● TASK DETAILS
Copy each line that contains the word "Keuangan".

● PROVIDED INFORMATION
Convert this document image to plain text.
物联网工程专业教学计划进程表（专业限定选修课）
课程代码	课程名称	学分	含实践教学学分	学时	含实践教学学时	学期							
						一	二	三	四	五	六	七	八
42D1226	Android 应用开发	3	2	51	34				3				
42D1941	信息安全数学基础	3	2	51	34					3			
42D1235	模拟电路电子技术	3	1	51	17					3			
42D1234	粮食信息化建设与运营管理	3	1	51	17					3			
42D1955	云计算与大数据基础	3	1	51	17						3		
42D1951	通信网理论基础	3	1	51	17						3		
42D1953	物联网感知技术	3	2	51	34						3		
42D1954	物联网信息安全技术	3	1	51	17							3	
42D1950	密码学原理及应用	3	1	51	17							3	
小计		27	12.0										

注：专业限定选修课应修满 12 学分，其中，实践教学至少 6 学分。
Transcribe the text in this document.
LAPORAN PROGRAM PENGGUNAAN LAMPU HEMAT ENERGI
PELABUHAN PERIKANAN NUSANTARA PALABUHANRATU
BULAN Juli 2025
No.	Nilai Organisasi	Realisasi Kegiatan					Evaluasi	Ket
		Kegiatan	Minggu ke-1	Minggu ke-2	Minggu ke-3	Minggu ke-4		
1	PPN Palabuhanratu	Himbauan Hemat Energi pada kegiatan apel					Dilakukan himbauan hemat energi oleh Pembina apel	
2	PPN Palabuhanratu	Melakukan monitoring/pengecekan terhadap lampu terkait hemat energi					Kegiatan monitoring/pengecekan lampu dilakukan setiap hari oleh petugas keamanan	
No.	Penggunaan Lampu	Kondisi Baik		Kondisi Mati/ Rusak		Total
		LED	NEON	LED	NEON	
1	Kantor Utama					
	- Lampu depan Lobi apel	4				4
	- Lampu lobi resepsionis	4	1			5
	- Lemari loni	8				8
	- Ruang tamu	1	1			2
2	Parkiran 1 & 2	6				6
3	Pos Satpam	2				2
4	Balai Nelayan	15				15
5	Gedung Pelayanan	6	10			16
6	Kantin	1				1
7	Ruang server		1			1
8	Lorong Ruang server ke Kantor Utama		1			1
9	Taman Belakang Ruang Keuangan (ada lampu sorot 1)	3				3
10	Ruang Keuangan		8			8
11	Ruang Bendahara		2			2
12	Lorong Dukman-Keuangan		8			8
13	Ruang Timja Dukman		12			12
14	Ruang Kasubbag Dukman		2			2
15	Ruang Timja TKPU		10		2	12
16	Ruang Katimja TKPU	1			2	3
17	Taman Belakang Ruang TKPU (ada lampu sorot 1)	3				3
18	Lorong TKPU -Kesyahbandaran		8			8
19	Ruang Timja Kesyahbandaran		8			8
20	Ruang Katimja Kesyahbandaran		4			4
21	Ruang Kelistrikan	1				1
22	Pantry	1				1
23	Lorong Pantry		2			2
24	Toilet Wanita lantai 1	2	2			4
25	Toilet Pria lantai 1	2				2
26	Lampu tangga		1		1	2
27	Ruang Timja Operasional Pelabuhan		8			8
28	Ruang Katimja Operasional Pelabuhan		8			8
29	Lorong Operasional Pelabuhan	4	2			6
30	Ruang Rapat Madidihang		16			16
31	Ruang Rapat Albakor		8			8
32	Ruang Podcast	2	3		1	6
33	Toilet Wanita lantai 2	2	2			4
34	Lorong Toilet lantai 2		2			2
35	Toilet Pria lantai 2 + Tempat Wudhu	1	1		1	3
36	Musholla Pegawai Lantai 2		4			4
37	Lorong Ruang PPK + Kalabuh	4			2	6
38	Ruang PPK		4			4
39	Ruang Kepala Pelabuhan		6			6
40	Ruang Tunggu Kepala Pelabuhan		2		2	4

● EXERCISE RESULT
9	Taman Belakang Ruang Keuangan (ada lampu sorot 1)	3				3
10	Ruang Keuangan		8			8
12	Lorong Dukman-Keuangan		8			8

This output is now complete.